(Dataset items)
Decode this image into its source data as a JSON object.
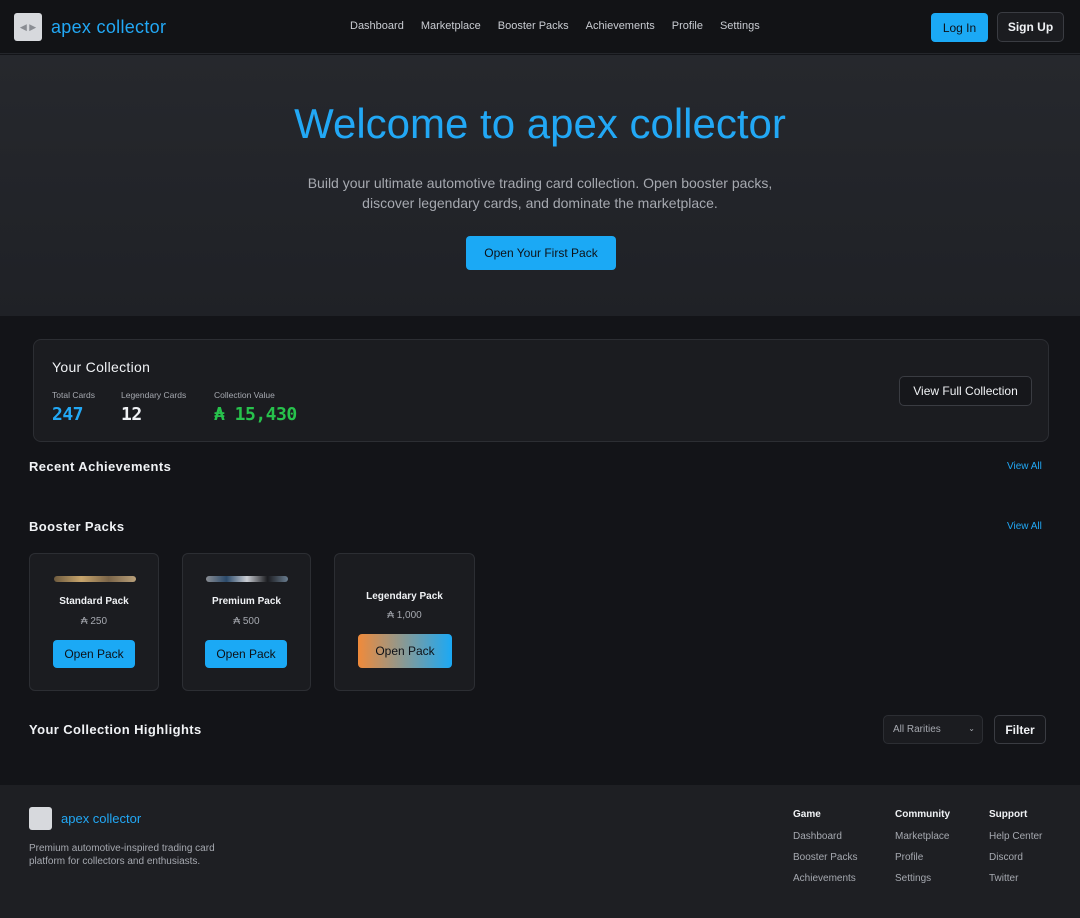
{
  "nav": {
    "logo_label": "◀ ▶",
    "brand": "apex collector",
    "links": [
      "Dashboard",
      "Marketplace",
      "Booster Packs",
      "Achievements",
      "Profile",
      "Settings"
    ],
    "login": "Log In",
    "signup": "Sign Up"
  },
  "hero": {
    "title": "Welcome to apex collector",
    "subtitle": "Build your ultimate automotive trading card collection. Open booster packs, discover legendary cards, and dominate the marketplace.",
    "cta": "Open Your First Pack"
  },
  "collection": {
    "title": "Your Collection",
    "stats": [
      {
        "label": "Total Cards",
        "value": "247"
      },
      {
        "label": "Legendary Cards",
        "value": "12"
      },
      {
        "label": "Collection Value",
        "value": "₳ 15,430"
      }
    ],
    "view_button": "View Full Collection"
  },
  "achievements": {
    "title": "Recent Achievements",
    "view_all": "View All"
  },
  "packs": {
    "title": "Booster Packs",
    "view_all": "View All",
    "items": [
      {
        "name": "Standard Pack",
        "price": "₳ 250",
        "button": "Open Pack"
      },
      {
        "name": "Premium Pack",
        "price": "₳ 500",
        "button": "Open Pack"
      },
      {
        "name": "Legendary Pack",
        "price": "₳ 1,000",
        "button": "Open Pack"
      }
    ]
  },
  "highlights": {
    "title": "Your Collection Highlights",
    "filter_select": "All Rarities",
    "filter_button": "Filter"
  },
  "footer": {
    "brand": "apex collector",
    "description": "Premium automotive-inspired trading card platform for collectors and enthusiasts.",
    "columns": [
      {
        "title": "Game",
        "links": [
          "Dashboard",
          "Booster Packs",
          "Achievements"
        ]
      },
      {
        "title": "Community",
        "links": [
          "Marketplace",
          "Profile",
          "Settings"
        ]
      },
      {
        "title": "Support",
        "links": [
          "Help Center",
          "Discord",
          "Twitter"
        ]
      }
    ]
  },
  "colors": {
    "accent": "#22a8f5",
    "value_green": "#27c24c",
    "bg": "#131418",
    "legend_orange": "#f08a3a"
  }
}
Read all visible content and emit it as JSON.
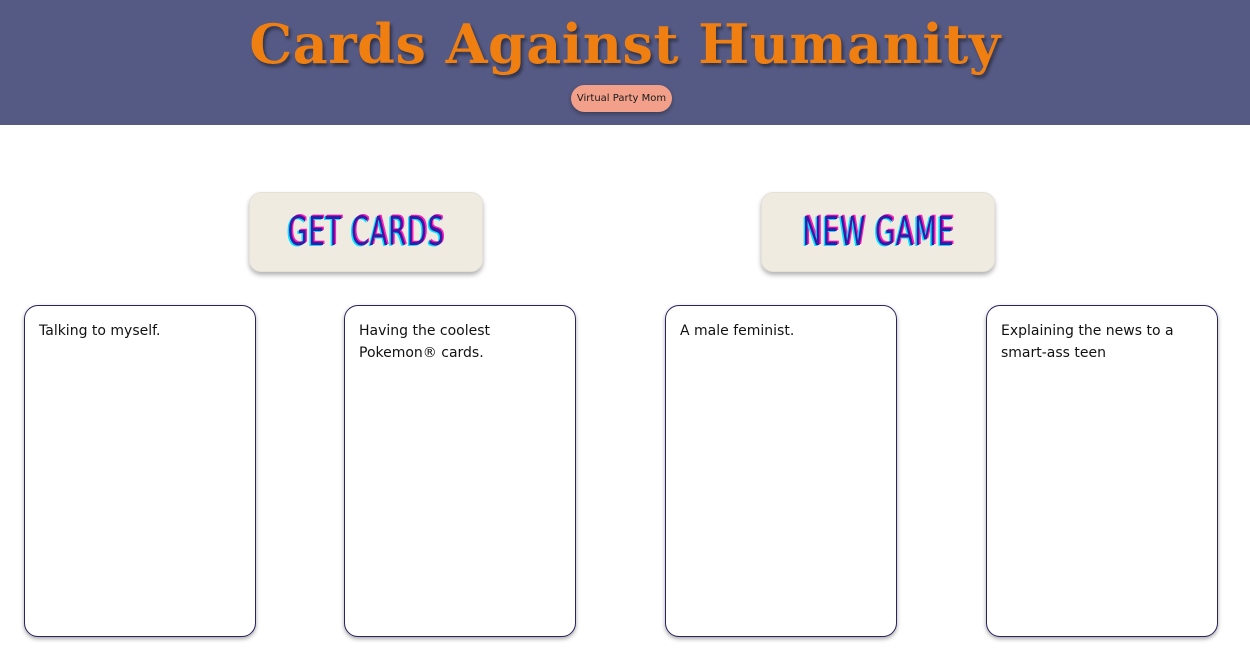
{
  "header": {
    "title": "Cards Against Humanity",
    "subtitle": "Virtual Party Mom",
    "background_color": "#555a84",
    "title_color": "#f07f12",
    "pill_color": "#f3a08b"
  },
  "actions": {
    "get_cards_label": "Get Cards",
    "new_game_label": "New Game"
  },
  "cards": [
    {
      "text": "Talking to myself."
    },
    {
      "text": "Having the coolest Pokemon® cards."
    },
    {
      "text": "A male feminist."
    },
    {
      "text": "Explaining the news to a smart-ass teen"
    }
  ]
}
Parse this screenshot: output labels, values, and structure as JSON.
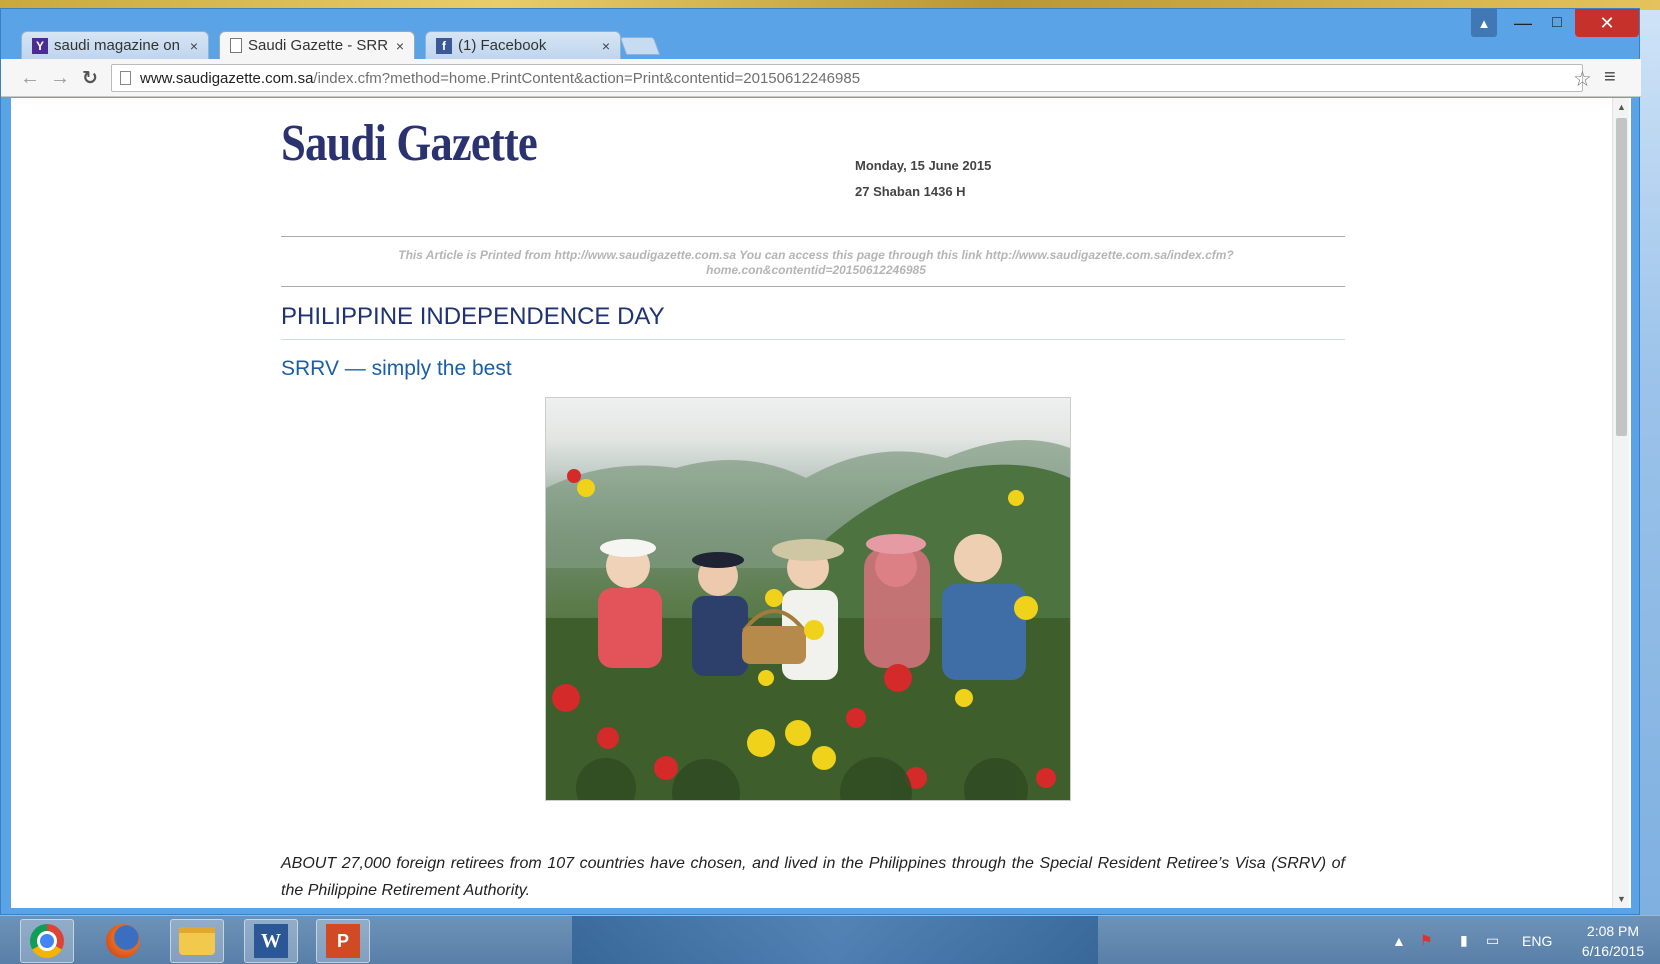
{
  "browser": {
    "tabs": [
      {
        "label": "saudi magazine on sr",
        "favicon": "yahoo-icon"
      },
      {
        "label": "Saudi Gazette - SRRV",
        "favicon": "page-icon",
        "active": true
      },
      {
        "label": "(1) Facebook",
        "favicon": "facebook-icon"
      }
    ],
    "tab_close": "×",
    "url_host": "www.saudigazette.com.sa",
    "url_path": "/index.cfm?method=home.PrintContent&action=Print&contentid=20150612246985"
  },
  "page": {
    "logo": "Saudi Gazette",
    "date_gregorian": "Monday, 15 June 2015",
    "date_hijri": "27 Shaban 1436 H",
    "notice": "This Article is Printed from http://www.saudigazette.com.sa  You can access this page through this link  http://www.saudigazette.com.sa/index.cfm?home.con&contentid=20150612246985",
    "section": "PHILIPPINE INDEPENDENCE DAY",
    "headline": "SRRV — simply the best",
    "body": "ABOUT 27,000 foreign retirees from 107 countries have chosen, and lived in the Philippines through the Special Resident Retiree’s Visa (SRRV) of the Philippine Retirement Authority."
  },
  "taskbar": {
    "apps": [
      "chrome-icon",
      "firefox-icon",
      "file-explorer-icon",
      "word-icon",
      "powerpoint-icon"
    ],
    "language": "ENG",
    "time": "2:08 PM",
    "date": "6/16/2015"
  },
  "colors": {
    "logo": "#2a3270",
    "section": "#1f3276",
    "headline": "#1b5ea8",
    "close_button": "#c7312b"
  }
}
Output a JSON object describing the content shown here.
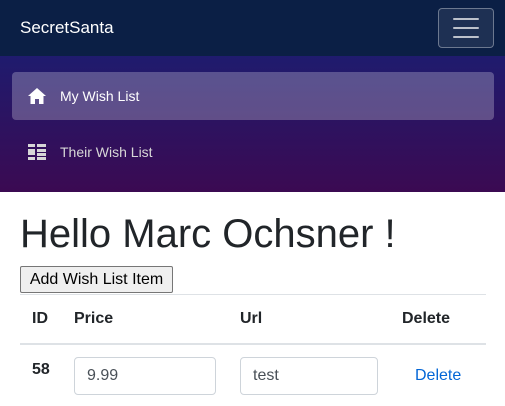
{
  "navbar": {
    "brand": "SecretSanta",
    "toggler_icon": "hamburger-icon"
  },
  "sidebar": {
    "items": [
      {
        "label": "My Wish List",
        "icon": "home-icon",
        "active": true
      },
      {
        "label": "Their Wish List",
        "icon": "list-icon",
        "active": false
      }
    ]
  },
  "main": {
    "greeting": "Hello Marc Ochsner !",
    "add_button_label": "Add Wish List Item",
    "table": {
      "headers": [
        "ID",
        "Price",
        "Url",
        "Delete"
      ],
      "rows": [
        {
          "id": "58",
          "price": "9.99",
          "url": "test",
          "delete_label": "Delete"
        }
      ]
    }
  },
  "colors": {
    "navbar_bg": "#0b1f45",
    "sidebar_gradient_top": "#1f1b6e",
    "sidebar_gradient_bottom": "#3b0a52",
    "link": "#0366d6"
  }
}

> Goal:
Give the material again exactly as it is, but keep the pictures out.

> Answer to this exercise:
Decode this image into its source data as a JSON object.
{
  "nav": {
    "logo_label": "◀ ▶",
    "brand": "apex collector",
    "links": [
      "Dashboard",
      "Marketplace",
      "Booster Packs",
      "Achievements",
      "Profile",
      "Settings"
    ],
    "login": "Log In",
    "signup": "Sign Up"
  },
  "hero": {
    "title": "Welcome to apex collector",
    "subtitle": "Build your ultimate automotive trading card collection. Open booster packs, discover legendary cards, and dominate the marketplace.",
    "cta": "Open Your First Pack"
  },
  "collection": {
    "title": "Your Collection",
    "stats": [
      {
        "label": "Total Cards",
        "value": "247"
      },
      {
        "label": "Legendary Cards",
        "value": "12"
      },
      {
        "label": "Collection Value",
        "value": "₳ 15,430"
      }
    ],
    "view_button": "View Full Collection"
  },
  "achievements": {
    "title": "Recent Achievements",
    "view_all": "View All"
  },
  "packs": {
    "title": "Booster Packs",
    "view_all": "View All",
    "items": [
      {
        "name": "Standard Pack",
        "price": "₳ 250",
        "button": "Open Pack"
      },
      {
        "name": "Premium Pack",
        "price": "₳ 500",
        "button": "Open Pack"
      },
      {
        "name": "Legendary Pack",
        "price": "₳ 1,000",
        "button": "Open Pack"
      }
    ]
  },
  "highlights": {
    "title": "Your Collection Highlights",
    "filter_select": "All Rarities",
    "filter_button": "Filter"
  },
  "footer": {
    "brand": "apex collector",
    "description": "Premium automotive-inspired trading card platform for collectors and enthusiasts.",
    "columns": [
      {
        "title": "Game",
        "links": [
          "Dashboard",
          "Booster Packs",
          "Achievements"
        ]
      },
      {
        "title": "Community",
        "links": [
          "Marketplace",
          "Profile",
          "Settings"
        ]
      },
      {
        "title": "Support",
        "links": [
          "Help Center",
          "Discord",
          "Twitter"
        ]
      }
    ]
  },
  "colors": {
    "accent": "#22a8f5",
    "value_green": "#27c24c",
    "bg": "#131418",
    "legend_orange": "#f08a3a"
  }
}
Read all visible content and emit it as JSON.
{
  "header": {
    "title": "Cards Against Humanity",
    "subtitle": "Virtual Party Mom",
    "background_color": "#555a84",
    "title_color": "#f07f12",
    "pill_color": "#f3a08b"
  },
  "actions": {
    "get_cards_label": "Get Cards",
    "new_game_label": "New Game"
  },
  "cards": [
    {
      "text": "Talking to myself."
    },
    {
      "text": "Having the coolest Pokemon® cards."
    },
    {
      "text": "A male feminist."
    },
    {
      "text": "Explaining the news to a smart-ass teen"
    }
  ]
}
Parse this screenshot: output labels, values, and structure as JSON.
{
  "browser": {
    "tabs": [
      {
        "label": "saudi magazine on sr",
        "favicon": "yahoo-icon"
      },
      {
        "label": "Saudi Gazette - SRRV",
        "favicon": "page-icon",
        "active": true
      },
      {
        "label": "(1) Facebook",
        "favicon": "facebook-icon"
      }
    ],
    "tab_close": "×",
    "url_host": "www.saudigazette.com.sa",
    "url_path": "/index.cfm?method=home.PrintContent&action=Print&contentid=20150612246985"
  },
  "page": {
    "logo": "Saudi Gazette",
    "date_gregorian": "Monday, 15 June 2015",
    "date_hijri": "27 Shaban 1436 H",
    "notice": "This Article is Printed from http://www.saudigazette.com.sa  You can access this page through this link  http://www.saudigazette.com.sa/index.cfm?home.con&contentid=20150612246985",
    "section": "PHILIPPINE INDEPENDENCE DAY",
    "headline": "SRRV — simply the best",
    "body": "ABOUT 27,000 foreign retirees from 107 countries have chosen, and lived in the Philippines through the Special Resident Retiree’s Visa (SRRV) of the Philippine Retirement Authority."
  },
  "taskbar": {
    "apps": [
      "chrome-icon",
      "firefox-icon",
      "file-explorer-icon",
      "word-icon",
      "powerpoint-icon"
    ],
    "language": "ENG",
    "time": "2:08 PM",
    "date": "6/16/2015"
  },
  "colors": {
    "logo": "#2a3270",
    "section": "#1f3276",
    "headline": "#1b5ea8",
    "close_button": "#c7312b"
  }
}
Output a JSON object describing the content shown here.
{
  "navbar": {
    "brand": "SecretSanta",
    "toggler_icon": "hamburger-icon"
  },
  "sidebar": {
    "items": [
      {
        "label": "My Wish List",
        "icon": "home-icon",
        "active": true
      },
      {
        "label": "Their Wish List",
        "icon": "list-icon",
        "active": false
      }
    ]
  },
  "main": {
    "greeting": "Hello Marc Ochsner !",
    "add_button_label": "Add Wish List Item",
    "table": {
      "headers": [
        "ID",
        "Price",
        "Url",
        "Delete"
      ],
      "rows": [
        {
          "id": "58",
          "price": "9.99",
          "url": "test",
          "delete_label": "Delete"
        }
      ]
    }
  },
  "colors": {
    "navbar_bg": "#0b1f45",
    "sidebar_gradient_top": "#1f1b6e",
    "sidebar_gradient_bottom": "#3b0a52",
    "link": "#0366d6"
  }
}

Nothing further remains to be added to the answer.